▸ **Instructions for the task**
Reproduce all the entries precisely.

▸ **Supplied data**
[Start]

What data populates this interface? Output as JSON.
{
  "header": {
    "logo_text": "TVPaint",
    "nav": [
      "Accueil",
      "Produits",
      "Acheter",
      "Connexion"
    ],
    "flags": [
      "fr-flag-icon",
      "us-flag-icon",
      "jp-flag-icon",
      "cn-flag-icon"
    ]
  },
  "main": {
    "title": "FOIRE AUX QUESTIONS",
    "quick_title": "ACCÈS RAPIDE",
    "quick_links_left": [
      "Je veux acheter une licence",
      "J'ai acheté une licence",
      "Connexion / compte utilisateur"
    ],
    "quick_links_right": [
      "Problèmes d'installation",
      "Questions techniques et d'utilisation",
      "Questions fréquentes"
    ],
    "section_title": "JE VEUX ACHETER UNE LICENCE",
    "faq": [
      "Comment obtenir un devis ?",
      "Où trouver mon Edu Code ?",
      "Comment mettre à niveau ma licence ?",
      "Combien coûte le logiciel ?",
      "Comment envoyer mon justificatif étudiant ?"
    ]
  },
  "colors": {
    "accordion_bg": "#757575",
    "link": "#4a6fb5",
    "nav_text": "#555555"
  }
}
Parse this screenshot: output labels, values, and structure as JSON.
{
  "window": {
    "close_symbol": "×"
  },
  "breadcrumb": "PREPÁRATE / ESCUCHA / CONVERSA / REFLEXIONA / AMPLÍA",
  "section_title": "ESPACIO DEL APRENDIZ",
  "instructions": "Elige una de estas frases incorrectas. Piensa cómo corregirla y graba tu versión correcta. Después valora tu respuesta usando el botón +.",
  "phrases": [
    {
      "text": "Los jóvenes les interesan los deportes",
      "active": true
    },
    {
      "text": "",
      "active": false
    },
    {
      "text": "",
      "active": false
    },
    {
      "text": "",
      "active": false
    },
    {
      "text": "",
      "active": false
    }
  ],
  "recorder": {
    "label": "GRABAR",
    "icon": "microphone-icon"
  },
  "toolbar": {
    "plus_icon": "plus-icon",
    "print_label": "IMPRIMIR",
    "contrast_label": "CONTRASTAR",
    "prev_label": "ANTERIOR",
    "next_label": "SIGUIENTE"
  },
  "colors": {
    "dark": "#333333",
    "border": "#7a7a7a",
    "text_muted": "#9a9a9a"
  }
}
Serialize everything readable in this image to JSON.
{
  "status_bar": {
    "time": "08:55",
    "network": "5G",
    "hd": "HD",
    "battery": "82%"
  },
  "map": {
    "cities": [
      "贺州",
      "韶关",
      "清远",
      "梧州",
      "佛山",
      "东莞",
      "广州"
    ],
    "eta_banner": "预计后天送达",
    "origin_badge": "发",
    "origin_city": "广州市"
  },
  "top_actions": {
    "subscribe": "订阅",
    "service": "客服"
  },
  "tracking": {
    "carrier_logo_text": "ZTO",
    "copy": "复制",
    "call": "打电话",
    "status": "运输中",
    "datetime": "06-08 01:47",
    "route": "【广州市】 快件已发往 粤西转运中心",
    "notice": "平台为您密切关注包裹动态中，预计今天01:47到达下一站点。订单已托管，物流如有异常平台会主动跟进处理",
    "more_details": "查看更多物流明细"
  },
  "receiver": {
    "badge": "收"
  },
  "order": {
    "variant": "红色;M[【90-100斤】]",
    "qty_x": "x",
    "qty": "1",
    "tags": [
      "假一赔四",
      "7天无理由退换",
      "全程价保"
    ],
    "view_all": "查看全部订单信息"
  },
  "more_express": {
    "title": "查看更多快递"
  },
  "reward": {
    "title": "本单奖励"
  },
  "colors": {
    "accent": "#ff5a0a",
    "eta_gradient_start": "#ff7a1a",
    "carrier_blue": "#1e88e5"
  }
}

[End]

▸ **Result for this task**
What data populates this interface? Output as JSON.
{
  "header": {
    "logo_text": "TVPaint",
    "nav": [
      "Accueil",
      "Produits",
      "Acheter",
      "Connexion"
    ],
    "flags": [
      "fr-flag-icon",
      "us-flag-icon",
      "jp-flag-icon",
      "cn-flag-icon"
    ]
  },
  "main": {
    "title": "FOIRE AUX QUESTIONS",
    "quick_title": "ACCÈS RAPIDE",
    "quick_links_left": [
      "Je veux acheter une licence",
      "J'ai acheté une licence",
      "Connexion / compte utilisateur"
    ],
    "quick_links_right": [
      "Problèmes d'installation",
      "Questions techniques et d'utilisation",
      "Questions fréquentes"
    ],
    "section_title": "JE VEUX ACHETER UNE LICENCE",
    "faq": [
      "Comment obtenir un devis ?",
      "Où trouver mon Edu Code ?",
      "Comment mettre à niveau ma licence ?",
      "Combien coûte le logiciel ?",
      "Comment envoyer mon justificatif étudiant ?"
    ]
  },
  "colors": {
    "accordion_bg": "#757575",
    "link": "#4a6fb5",
    "nav_text": "#555555"
  }
}
Parse this screenshot: output labels, values, and structure as JSON.
{
  "window": {
    "close_symbol": "×"
  },
  "breadcrumb": "PREPÁRATE / ESCUCHA / CONVERSA / REFLEXIONA / AMPLÍA",
  "section_title": "ESPACIO DEL APRENDIZ",
  "instructions": "Elige una de estas frases incorrectas. Piensa cómo corregirla y graba tu versión correcta. Después valora tu respuesta usando el botón +.",
  "phrases": [
    {
      "text": "Los jóvenes les interesan los deportes",
      "active": true
    },
    {
      "text": "",
      "active": false
    },
    {
      "text": "",
      "active": false
    },
    {
      "text": "",
      "active": false
    },
    {
      "text": "",
      "active": false
    }
  ],
  "recorder": {
    "label": "GRABAR",
    "icon": "microphone-icon"
  },
  "toolbar": {
    "plus_icon": "plus-icon",
    "print_label": "IMPRIMIR",
    "contrast_label": "CONTRASTAR",
    "prev_label": "ANTERIOR",
    "next_label": "SIGUIENTE"
  },
  "colors": {
    "dark": "#333333",
    "border": "#7a7a7a",
    "text_muted": "#9a9a9a"
  }
}
Serialize everything readable in this image to JSON.
{
  "status_bar": {
    "time": "08:55",
    "network": "5G",
    "hd": "HD",
    "battery": "82%"
  },
  "map": {
    "cities": [
      "贺州",
      "韶关",
      "清远",
      "梧州",
      "佛山",
      "东莞",
      "广州"
    ],
    "eta_banner": "预计后天送达",
    "origin_badge": "发",
    "origin_city": "广州市"
  },
  "top_actions": {
    "subscribe": "订阅",
    "service": "客服"
  },
  "tracking": {
    "carrier_logo_text": "ZTO",
    "copy": "复制",
    "call": "打电话",
    "status": "运输中",
    "datetime": "06-08 01:47",
    "route": "【广州市】 快件已发往 粤西转运中心",
    "notice": "平台为您密切关注包裹动态中，预计今天01:47到达下一站点。订单已托管，物流如有异常平台会主动跟进处理",
    "more_details": "查看更多物流明细"
  },
  "receiver": {
    "badge": "收"
  },
  "order": {
    "variant": "红色;M[【90-100斤】]",
    "qty_x": "x",
    "qty": "1",
    "tags": [
      "假一赔四",
      "7天无理由退换",
      "全程价保"
    ],
    "view_all": "查看全部订单信息"
  },
  "more_express": {
    "title": "查看更多快递"
  },
  "reward": {
    "title": "本单奖励"
  },
  "colors": {
    "accent": "#ff5a0a",
    "eta_gradient_start": "#ff7a1a",
    "carrier_blue": "#1e88e5"
  }
}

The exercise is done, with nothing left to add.